--- begin ---

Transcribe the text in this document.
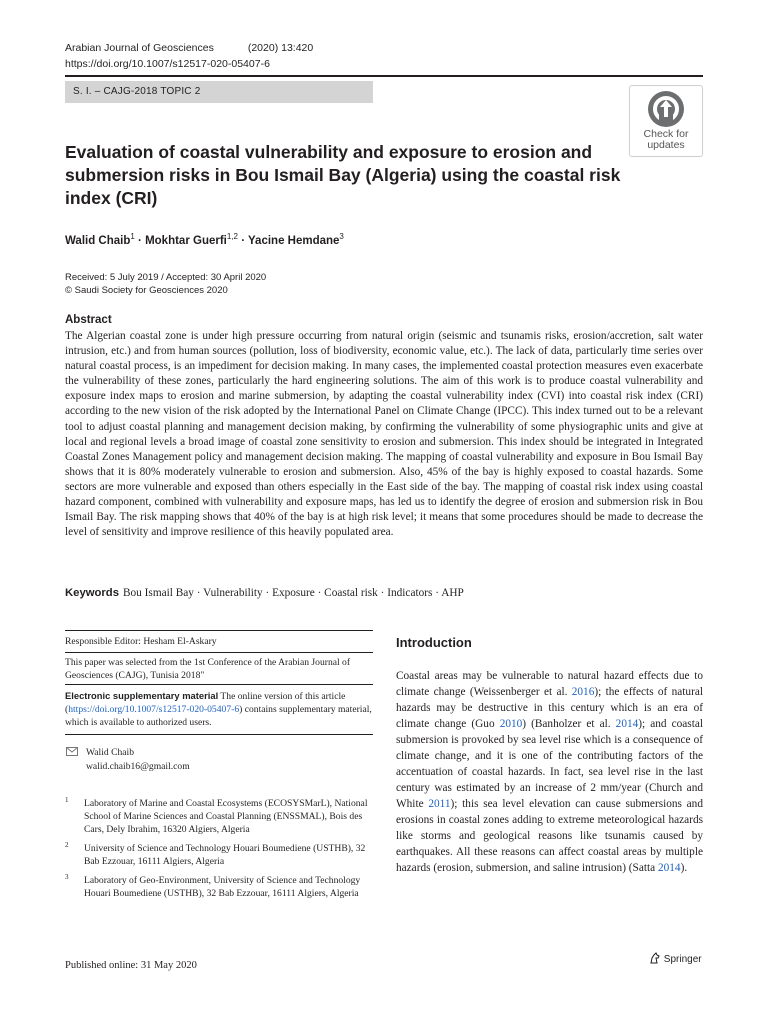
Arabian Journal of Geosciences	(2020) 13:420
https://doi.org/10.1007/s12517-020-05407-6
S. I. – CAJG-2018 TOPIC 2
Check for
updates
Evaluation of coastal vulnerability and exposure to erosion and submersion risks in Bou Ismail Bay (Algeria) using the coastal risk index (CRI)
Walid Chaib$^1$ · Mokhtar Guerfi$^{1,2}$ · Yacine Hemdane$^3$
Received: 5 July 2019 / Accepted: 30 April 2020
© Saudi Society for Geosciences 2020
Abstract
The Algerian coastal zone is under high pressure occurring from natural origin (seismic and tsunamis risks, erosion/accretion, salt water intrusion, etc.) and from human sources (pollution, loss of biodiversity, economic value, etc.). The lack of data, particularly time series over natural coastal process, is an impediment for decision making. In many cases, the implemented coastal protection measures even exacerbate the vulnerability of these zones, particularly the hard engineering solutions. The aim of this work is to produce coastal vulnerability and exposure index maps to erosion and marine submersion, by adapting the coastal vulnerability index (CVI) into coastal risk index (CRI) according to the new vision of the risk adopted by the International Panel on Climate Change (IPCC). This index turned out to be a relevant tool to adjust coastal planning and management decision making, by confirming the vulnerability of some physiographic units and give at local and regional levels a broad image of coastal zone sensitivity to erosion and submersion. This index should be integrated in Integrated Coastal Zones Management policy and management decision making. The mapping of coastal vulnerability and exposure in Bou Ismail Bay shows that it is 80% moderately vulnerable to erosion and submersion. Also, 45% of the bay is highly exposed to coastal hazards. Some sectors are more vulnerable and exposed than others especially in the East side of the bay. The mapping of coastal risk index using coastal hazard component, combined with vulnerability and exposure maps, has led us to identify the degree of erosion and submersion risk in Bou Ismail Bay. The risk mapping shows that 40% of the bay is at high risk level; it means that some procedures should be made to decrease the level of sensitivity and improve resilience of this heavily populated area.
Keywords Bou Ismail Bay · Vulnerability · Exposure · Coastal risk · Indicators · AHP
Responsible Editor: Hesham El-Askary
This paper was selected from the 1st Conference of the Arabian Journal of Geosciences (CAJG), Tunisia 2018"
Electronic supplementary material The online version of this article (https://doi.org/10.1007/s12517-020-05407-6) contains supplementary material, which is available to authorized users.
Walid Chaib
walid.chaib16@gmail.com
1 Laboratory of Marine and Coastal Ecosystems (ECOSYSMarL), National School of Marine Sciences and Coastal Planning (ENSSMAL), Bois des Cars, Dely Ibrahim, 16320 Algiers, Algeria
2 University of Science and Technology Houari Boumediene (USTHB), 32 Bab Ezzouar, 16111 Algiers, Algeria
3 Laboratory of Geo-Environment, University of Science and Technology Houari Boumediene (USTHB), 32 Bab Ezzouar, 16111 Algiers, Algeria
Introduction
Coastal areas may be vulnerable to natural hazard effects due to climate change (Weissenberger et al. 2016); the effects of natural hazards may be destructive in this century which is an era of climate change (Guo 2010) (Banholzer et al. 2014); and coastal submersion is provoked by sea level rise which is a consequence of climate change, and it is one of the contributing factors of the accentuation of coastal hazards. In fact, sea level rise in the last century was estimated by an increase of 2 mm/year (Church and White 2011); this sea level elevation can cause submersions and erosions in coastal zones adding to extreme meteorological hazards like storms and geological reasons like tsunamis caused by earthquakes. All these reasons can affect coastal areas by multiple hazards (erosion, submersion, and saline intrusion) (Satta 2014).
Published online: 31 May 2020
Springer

--- end ---
--- begin ---

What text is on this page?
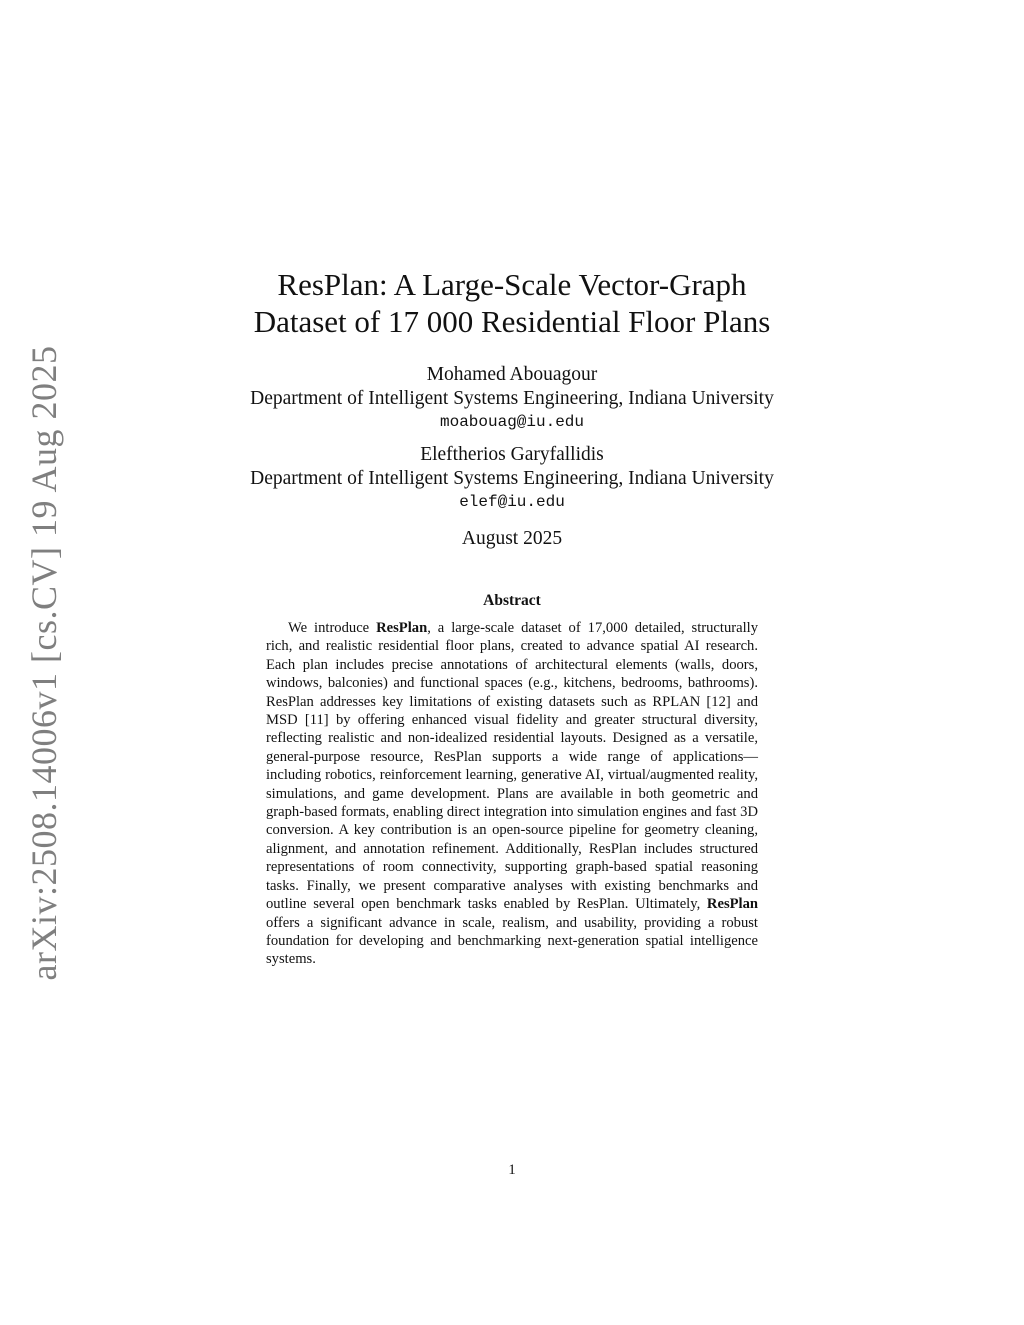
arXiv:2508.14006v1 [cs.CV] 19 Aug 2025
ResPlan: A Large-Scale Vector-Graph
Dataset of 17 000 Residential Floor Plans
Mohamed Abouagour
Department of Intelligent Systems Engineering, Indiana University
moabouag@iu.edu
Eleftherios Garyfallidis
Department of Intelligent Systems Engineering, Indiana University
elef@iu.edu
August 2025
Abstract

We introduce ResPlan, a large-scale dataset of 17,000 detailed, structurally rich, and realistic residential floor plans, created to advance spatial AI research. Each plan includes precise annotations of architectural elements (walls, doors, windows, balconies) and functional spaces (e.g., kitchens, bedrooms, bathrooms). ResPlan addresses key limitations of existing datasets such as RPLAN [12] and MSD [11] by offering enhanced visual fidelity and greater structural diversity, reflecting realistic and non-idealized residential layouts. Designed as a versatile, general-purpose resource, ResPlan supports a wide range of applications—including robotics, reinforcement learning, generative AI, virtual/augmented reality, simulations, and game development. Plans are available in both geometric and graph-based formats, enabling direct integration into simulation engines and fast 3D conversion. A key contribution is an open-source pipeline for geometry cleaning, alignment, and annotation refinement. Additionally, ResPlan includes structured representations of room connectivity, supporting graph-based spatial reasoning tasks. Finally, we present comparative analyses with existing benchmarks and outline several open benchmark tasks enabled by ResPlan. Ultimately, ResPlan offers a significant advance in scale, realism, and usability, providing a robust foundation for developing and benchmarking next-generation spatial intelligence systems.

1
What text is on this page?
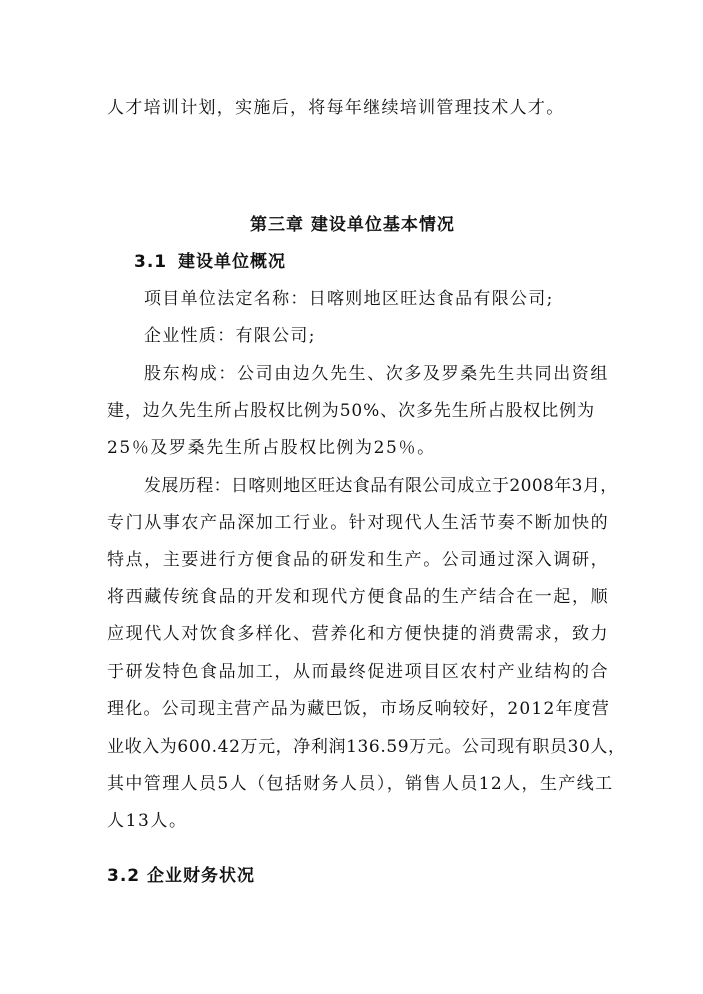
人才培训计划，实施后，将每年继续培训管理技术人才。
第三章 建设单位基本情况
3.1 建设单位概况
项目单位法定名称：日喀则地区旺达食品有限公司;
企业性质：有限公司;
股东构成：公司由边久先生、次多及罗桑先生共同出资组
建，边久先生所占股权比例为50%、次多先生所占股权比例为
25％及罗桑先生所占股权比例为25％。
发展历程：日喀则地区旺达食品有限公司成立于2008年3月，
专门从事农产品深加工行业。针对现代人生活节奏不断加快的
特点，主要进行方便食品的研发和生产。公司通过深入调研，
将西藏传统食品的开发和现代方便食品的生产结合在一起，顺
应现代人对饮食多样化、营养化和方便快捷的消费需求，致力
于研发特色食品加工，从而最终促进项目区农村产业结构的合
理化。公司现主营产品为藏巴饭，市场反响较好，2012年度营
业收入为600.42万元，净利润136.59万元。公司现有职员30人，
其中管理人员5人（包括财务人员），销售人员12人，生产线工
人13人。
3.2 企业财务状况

--- end ---

▶ EXERCISE INSTRUCTIONS: Read the data above and pull out each line that holds the string "Algiers".

▶ THE REPLY:
1 Laboratory of Marine and Coastal Ecosystems (ECOSYSMarL), National School of Marine Sciences and Coastal Planning (ENSSMAL), Bois des Cars, Dely Ibrahim, 16320 Algiers, Algeria
2 University of Science and Technology Houari Boumediene (USTHB), 32 Bab Ezzouar, 16111 Algiers, Algeria
3 Laboratory of Geo-Environment, University of Science and Technology Houari Boumediene (USTHB), 32 Bab Ezzouar, 16111 Algiers, Algeria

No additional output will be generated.